From: Noah Stein (noah_at_[hidden])
Date: 2004-11-07 15:24:59
> -----Original Message-----
> From: boost-bounces_at_[hidden] [mailto:boost-bounces_at_[hidden]]
> On Behalf Of Michael Walter
> Sent: Sunday, November 07, 2004 2:52 AM
> To: boost_at_[hidden]
> Subject: Re: Re: [boost] Re: Re: GUI Library Proposal for a Proposal
> > MW> a vector space:
> > MW> difference :: E^n x E^n -> R^n
> > I just do not get this. Why would you have a difference between two
> > points in E^n defined as a point in R^n?
> Please read what I wrote: ".. to a vector in a vector space.". R^n is
> a *vector* space, hence the difference between two points in E^n is a
> *vector* in R^n.
The simplest way to say it is that point subtraction is not closed. It's no
stranger than the fact that square root is not closed for reals.

◆ What this task involves
Could you reproduce the mailing-list message on point subtraction in full, word for word? The listing that comes next is separate from the mailing-list message on point subtraction.

◆ Supplied records
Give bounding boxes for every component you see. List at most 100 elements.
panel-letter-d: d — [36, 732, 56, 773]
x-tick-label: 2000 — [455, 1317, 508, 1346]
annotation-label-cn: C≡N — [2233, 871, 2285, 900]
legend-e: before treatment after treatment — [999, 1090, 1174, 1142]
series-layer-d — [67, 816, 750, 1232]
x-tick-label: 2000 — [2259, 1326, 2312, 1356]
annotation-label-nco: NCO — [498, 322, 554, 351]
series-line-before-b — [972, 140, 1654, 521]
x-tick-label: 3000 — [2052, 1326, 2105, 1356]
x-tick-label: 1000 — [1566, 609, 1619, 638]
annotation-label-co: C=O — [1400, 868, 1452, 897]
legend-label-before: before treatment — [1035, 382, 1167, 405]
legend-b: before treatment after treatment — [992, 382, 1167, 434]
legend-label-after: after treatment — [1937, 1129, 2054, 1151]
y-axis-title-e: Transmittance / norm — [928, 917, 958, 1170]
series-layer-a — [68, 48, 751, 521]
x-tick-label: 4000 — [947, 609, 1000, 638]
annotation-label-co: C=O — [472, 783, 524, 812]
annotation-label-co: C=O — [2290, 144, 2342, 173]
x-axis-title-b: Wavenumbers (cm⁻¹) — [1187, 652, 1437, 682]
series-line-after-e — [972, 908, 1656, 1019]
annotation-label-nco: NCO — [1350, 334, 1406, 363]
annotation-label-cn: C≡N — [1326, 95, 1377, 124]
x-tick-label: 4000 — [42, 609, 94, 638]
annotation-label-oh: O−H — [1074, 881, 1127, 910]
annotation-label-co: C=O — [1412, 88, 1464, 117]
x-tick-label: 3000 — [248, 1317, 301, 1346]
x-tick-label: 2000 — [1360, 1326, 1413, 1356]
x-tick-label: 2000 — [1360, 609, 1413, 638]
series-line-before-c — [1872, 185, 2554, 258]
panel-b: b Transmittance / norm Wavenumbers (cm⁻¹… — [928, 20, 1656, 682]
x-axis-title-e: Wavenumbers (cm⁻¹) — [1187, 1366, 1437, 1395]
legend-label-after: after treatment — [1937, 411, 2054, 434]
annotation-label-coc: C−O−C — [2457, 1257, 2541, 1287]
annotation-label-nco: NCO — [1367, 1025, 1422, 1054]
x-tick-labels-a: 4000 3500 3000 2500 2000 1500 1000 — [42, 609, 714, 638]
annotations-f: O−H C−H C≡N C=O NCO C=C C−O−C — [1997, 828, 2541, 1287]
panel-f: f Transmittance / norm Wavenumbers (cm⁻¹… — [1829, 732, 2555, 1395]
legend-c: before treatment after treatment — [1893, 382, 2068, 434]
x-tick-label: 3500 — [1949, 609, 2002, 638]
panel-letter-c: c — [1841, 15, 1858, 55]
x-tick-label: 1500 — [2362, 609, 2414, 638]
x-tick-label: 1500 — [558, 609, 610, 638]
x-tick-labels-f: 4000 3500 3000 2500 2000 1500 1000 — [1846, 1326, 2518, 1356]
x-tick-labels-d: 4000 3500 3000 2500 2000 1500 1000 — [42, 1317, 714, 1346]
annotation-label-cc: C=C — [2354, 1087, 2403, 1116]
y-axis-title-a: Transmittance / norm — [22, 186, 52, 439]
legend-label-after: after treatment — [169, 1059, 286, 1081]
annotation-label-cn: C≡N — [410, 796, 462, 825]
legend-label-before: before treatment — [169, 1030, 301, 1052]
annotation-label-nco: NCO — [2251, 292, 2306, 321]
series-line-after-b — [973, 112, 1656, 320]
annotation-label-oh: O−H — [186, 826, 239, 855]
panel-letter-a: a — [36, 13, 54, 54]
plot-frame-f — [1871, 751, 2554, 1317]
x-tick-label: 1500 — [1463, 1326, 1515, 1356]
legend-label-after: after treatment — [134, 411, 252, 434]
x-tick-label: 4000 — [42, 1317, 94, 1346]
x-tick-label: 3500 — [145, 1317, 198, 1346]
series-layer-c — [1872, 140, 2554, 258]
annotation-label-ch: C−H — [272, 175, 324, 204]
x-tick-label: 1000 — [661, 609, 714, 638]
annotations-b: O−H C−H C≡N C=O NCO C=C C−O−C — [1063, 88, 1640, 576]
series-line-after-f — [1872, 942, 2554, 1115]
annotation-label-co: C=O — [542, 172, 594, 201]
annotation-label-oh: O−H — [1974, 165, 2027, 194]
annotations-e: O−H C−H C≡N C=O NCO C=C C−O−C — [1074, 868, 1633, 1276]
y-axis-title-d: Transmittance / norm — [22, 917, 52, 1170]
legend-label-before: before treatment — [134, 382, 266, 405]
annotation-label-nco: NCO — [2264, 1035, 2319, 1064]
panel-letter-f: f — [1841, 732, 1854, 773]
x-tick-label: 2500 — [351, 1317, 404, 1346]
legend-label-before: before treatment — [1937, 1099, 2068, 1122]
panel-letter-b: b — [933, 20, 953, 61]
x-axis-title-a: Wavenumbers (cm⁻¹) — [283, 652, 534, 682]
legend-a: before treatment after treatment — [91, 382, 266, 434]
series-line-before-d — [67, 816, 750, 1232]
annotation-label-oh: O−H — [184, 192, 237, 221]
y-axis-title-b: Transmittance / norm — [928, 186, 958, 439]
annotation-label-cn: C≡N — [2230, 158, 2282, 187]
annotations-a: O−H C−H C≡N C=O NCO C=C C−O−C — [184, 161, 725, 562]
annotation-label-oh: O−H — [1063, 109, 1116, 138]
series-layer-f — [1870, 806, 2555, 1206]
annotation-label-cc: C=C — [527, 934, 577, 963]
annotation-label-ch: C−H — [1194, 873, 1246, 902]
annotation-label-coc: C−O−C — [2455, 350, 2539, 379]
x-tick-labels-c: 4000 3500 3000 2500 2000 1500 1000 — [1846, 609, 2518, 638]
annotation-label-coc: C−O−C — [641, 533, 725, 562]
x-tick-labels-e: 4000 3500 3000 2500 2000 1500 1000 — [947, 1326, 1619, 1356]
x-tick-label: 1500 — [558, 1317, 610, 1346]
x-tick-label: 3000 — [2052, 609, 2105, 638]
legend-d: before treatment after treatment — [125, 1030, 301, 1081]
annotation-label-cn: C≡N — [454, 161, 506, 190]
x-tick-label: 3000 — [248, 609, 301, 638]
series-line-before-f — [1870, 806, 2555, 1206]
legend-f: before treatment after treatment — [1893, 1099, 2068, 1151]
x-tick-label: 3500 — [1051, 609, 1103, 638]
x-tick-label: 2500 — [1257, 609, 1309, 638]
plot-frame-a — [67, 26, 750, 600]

◆ Solution
From: Noah Stein (noah_at_[hidden])
Date: 2004-11-07 15:24:59
> -----Original Message-----
> From: boost-bounces_at_[hidden] [mailto:boost-bounces_at_[hidden]]
> On Behalf Of Michael Walter
> Sent: Sunday, November 07, 2004 2:52 AM
> To: boost_at_[hidden]
> Subject: Re: Re: [boost] Re: Re: GUI Library Proposal for a Proposal
> > MW> a vector space:
> > MW> difference :: E^n x E^n -> R^n
> > I just do not get this. Why would you have a difference between two
> > points in E^n defined as a point in R^n?
> Please read what I wrote: ".. to a vector in a vector space.". R^n is
> a *vector* space, hence the difference between two points in E^n is a
> *vector* in R^n.
The simplest way to say it is that point subtraction is not closed. It's no
stranger than the fact that square root is not closed for reals.